■ Task: Set every record down verbatim and omit the pictures.

=-=-=-=-=

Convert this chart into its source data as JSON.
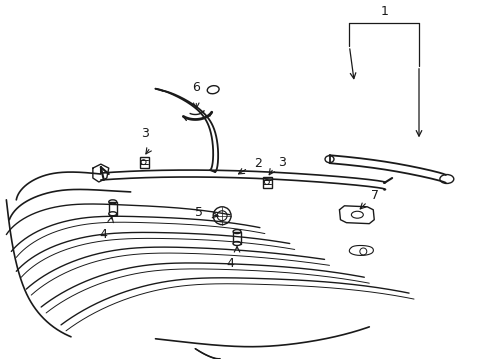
{
  "background_color": "#ffffff",
  "line_color": "#1a1a1a",
  "fig_width": 4.89,
  "fig_height": 3.6,
  "dpi": 100
}
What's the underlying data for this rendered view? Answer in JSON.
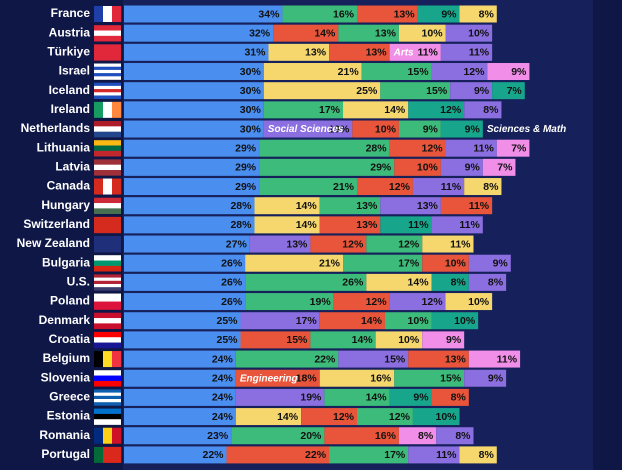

=-=-=-=-=

■ Completed exercise:
Convert this chart into its source data as JSON.
{
  "background_color": "#ffffff",
  "line_color": "#1a1a1a",
  "fig_width": 4.89,
  "fig_height": 3.6,
  "dpi": 100
}
What's the underlying data for this rendered view? Answer in JSON.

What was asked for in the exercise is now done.